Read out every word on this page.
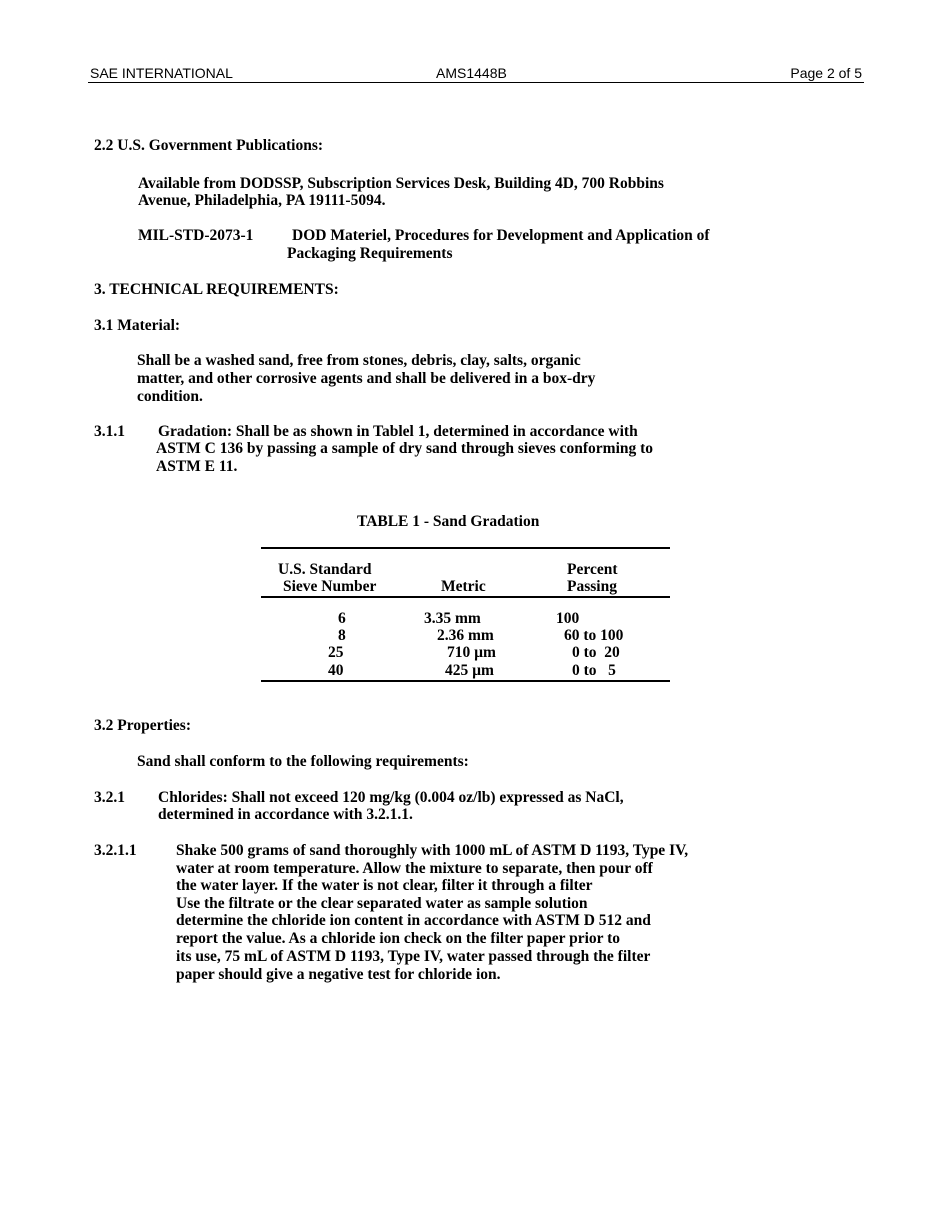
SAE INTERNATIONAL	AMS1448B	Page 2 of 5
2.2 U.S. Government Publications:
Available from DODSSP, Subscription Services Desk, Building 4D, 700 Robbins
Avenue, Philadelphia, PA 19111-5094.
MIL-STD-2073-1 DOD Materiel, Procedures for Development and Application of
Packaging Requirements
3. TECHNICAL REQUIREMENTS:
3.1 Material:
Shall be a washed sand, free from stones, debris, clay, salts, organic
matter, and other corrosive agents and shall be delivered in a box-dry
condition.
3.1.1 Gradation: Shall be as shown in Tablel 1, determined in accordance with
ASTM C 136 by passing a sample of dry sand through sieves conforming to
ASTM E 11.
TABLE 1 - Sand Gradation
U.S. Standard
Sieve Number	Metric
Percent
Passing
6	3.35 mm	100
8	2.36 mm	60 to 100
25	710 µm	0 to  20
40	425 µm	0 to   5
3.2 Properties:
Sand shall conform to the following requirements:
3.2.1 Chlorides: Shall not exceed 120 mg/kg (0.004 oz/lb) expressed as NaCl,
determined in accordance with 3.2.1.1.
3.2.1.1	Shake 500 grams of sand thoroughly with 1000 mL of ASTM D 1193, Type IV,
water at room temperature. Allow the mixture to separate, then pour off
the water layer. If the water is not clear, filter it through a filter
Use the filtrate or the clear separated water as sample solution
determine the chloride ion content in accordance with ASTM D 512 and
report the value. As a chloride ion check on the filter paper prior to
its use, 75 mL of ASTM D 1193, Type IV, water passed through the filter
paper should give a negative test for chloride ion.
• • • •
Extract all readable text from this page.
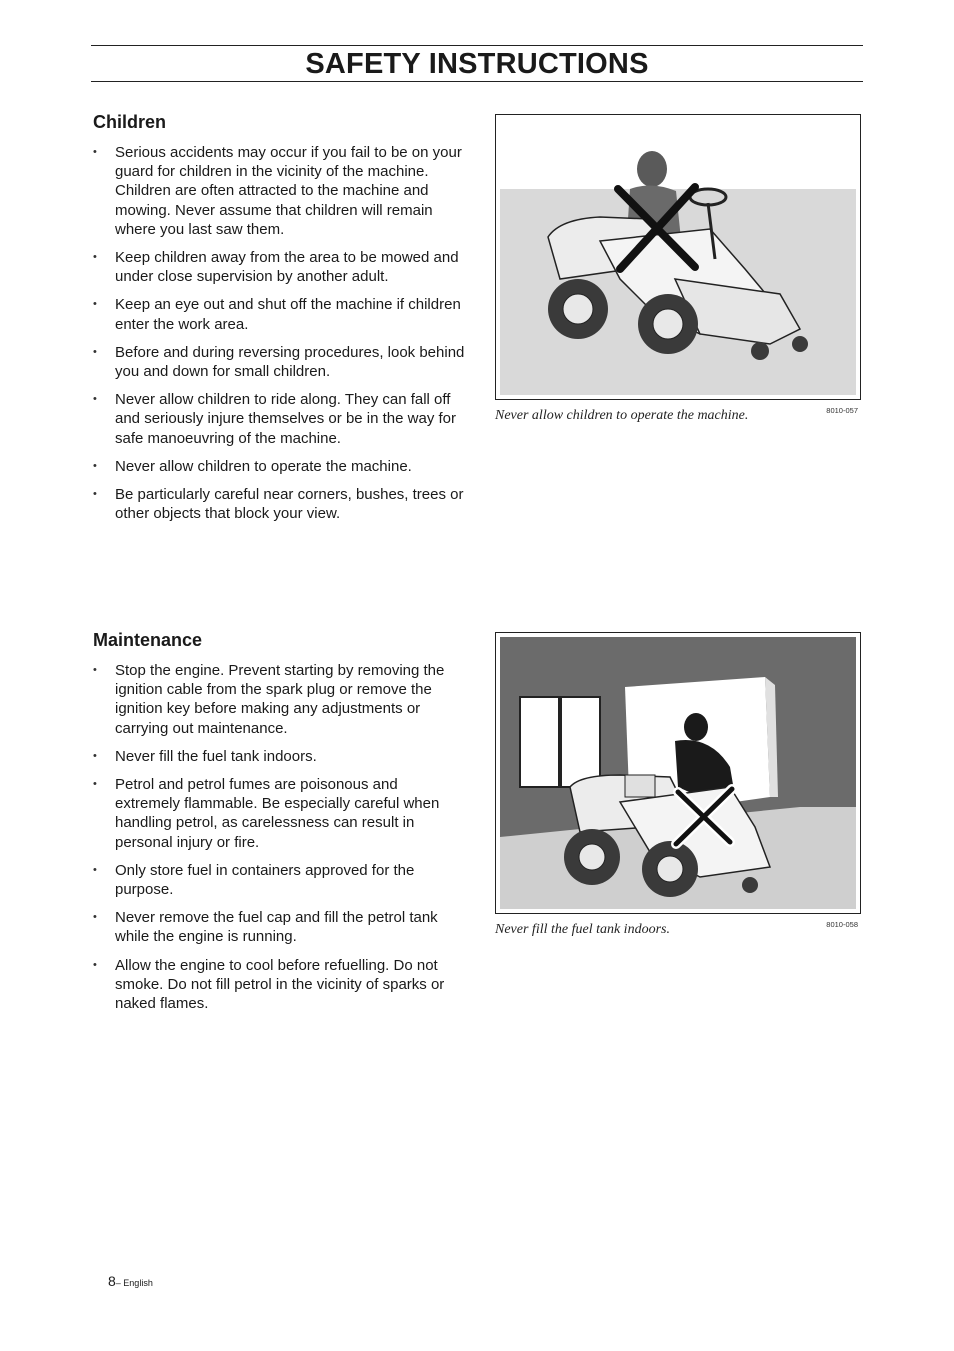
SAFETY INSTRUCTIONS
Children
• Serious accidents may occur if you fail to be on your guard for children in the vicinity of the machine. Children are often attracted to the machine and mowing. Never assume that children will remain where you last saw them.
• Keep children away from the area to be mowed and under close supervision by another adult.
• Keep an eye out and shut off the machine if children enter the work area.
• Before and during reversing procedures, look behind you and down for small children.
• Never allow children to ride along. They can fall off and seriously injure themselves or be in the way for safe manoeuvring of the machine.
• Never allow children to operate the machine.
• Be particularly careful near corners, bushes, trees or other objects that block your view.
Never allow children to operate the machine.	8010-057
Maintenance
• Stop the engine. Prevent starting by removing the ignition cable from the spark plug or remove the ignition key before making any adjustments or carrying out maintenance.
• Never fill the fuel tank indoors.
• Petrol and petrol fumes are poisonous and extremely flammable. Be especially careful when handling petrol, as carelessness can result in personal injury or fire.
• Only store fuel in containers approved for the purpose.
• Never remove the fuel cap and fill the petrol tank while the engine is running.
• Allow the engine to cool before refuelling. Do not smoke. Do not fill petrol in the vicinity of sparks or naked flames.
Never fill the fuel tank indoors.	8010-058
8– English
• • • •
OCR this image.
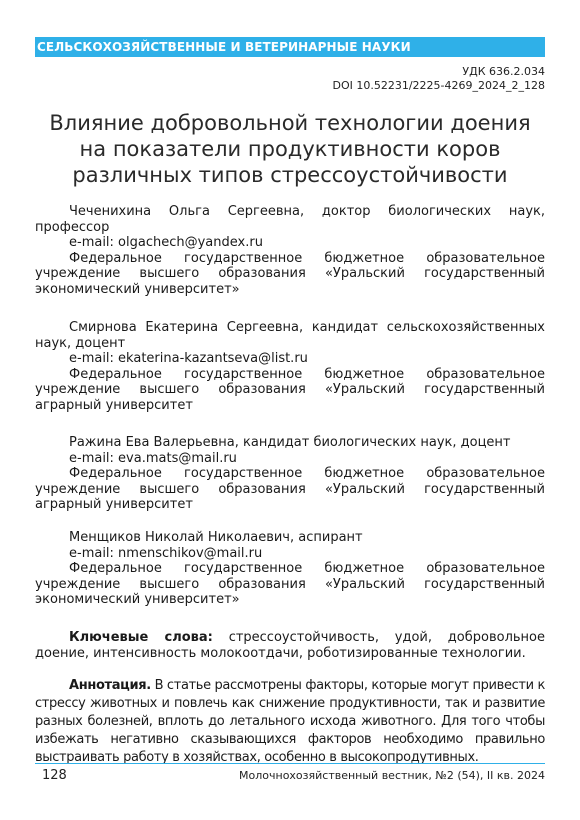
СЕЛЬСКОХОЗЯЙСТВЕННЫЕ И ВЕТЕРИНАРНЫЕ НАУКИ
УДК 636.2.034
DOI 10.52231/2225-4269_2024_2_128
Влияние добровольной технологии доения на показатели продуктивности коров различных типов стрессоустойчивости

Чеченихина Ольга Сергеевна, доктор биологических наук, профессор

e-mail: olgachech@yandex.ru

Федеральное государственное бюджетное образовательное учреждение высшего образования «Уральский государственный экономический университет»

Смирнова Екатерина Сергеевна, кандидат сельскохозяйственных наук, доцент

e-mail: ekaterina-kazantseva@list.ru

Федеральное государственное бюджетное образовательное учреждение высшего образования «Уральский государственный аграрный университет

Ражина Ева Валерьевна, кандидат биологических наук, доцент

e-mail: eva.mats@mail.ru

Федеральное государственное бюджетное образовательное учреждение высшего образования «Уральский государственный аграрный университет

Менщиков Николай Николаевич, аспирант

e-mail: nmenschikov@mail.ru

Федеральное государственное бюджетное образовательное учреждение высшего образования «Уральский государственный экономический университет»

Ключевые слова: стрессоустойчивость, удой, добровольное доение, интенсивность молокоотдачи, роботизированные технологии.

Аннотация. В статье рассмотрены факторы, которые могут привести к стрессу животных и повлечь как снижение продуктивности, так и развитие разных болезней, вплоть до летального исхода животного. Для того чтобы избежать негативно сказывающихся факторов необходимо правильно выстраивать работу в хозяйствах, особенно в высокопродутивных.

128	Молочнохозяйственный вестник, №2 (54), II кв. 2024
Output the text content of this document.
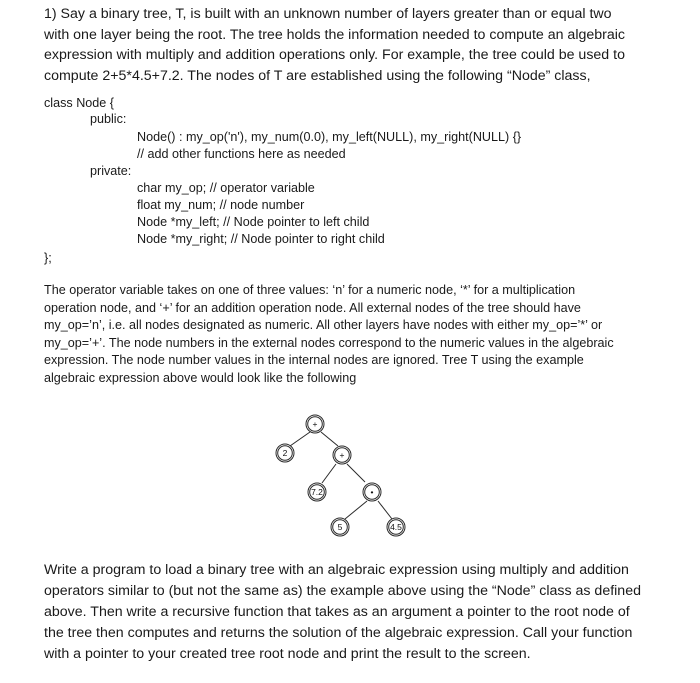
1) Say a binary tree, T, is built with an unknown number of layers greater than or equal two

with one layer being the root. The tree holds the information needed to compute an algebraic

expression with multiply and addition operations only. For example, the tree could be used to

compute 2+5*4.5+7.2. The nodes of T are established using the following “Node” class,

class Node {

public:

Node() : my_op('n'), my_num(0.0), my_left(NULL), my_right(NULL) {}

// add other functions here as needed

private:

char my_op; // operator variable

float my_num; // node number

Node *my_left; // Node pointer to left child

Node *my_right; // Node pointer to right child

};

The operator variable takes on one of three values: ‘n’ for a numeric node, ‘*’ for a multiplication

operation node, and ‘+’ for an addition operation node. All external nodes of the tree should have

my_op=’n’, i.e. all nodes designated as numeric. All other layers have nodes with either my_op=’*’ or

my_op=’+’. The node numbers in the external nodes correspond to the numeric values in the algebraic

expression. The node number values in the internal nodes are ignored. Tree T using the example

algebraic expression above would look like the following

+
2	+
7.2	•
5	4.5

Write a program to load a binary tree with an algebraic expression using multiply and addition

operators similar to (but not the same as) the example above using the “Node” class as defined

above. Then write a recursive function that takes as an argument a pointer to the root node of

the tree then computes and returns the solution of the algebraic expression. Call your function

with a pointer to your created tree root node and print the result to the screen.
• • • •
> **Work to do**: Go through the listing above and return every line where the word "ASTM" occurs.

> **Solution to the problem**:
ASTM C 136 by passing a sample of dry sand through sieves conforming to
ASTM E 11.
3.2.1.1	Shake 500 grams of sand thoroughly with 1000 mL of ASTM D 1193, Type IV,
determine the chloride ion content in accordance with ASTM D 512 and
its use, 75 mL of ASTM D 1193, Type IV, water passed through the filter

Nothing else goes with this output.